▼▼▼

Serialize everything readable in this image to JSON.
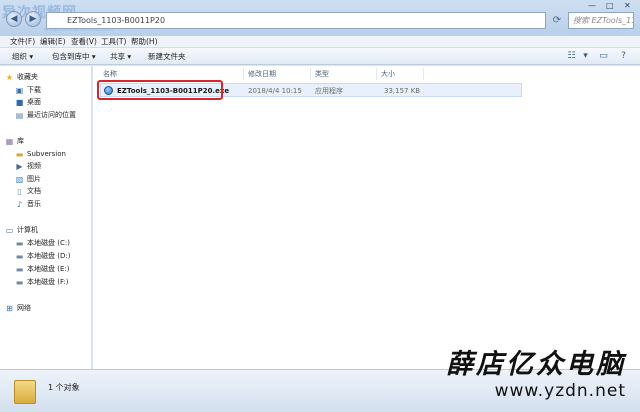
{
  "window": {
    "watermark_title": "异次视频网",
    "watermark_url": "www.runbenetd60.com",
    "address_path": "EZTools_1103-B0011P20",
    "search_placeholder": "搜索 EZTools_1103-...",
    "controls": {
      "minimize": "—",
      "maximize": "□",
      "close": "✕"
    }
  },
  "menu": [
    {
      "label": "文件(F)"
    },
    {
      "label": "编辑(E)"
    },
    {
      "label": "查看(V)"
    },
    {
      "label": "工具(T)"
    },
    {
      "label": "帮助(H)"
    }
  ],
  "toolbar": {
    "organize": "组织 ▾",
    "include_in_library": "包含到库中 ▾",
    "share": "共享 ▾",
    "new_folder": "新建文件夹"
  },
  "nav": {
    "favorites": "收藏夹",
    "downloads": "下载",
    "desktop": "桌面",
    "recent": "最近访问的位置",
    "libraries": "库",
    "subversion": "Subversion",
    "videos": "视频",
    "pictures": "图片",
    "documents": "文档",
    "music": "音乐",
    "computer": "计算机",
    "drive_c": "本地磁盘 (C:)",
    "drive_d": "本地磁盘 (D:)",
    "drive_e": "本地磁盘 (E:)",
    "drive_f": "本地磁盘 (F:)",
    "network": "网络"
  },
  "columns": {
    "name": "名称",
    "date": "修改日期",
    "type": "类型",
    "size": "大小"
  },
  "files": [
    {
      "name": "EZTools_1103-B0011P20.exe",
      "date": "2018/4/4 10:15",
      "type": "应用程序",
      "size": "33,157 KB"
    }
  ],
  "status": {
    "count": "1 个对象"
  },
  "brand": {
    "name": "薛店亿众电脑",
    "url": "www.yzdn.net"
  },
  "colors": {
    "highlight": "#d8262c",
    "selected_row": "#e8f1fb"
  }
}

▲▲▲

**Given problem**.
Copy all the records above exactly, but leave out the pictures.

**Exercise result**.
Serialize everything readable in this image to JSON.
{
  "window": {
    "watermark_title": "异次视频网",
    "watermark_url": "www.runbenetd60.com",
    "address_path": "EZTools_1103-B0011P20",
    "search_placeholder": "搜索 EZTools_1103-...",
    "controls": {
      "minimize": "—",
      "maximize": "□",
      "close": "✕"
    }
  },
  "menu": [
    {
      "label": "文件(F)"
    },
    {
      "label": "编辑(E)"
    },
    {
      "label": "查看(V)"
    },
    {
      "label": "工具(T)"
    },
    {
      "label": "帮助(H)"
    }
  ],
  "toolbar": {
    "organize": "组织 ▾",
    "include_in_library": "包含到库中 ▾",
    "share": "共享 ▾",
    "new_folder": "新建文件夹"
  },
  "nav": {
    "favorites": "收藏夹",
    "downloads": "下载",
    "desktop": "桌面",
    "recent": "最近访问的位置",
    "libraries": "库",
    "subversion": "Subversion",
    "videos": "视频",
    "pictures": "图片",
    "documents": "文档",
    "music": "音乐",
    "computer": "计算机",
    "drive_c": "本地磁盘 (C:)",
    "drive_d": "本地磁盘 (D:)",
    "drive_e": "本地磁盘 (E:)",
    "drive_f": "本地磁盘 (F:)",
    "network": "网络"
  },
  "columns": {
    "name": "名称",
    "date": "修改日期",
    "type": "类型",
    "size": "大小"
  },
  "files": [
    {
      "name": "EZTools_1103-B0011P20.exe",
      "date": "2018/4/4 10:15",
      "type": "应用程序",
      "size": "33,157 KB"
    }
  ],
  "status": {
    "count": "1 个对象"
  },
  "brand": {
    "name": "薛店亿众电脑",
    "url": "www.yzdn.net"
  },
  "colors": {
    "highlight": "#d8262c",
    "selected_row": "#e8f1fb"
  }
}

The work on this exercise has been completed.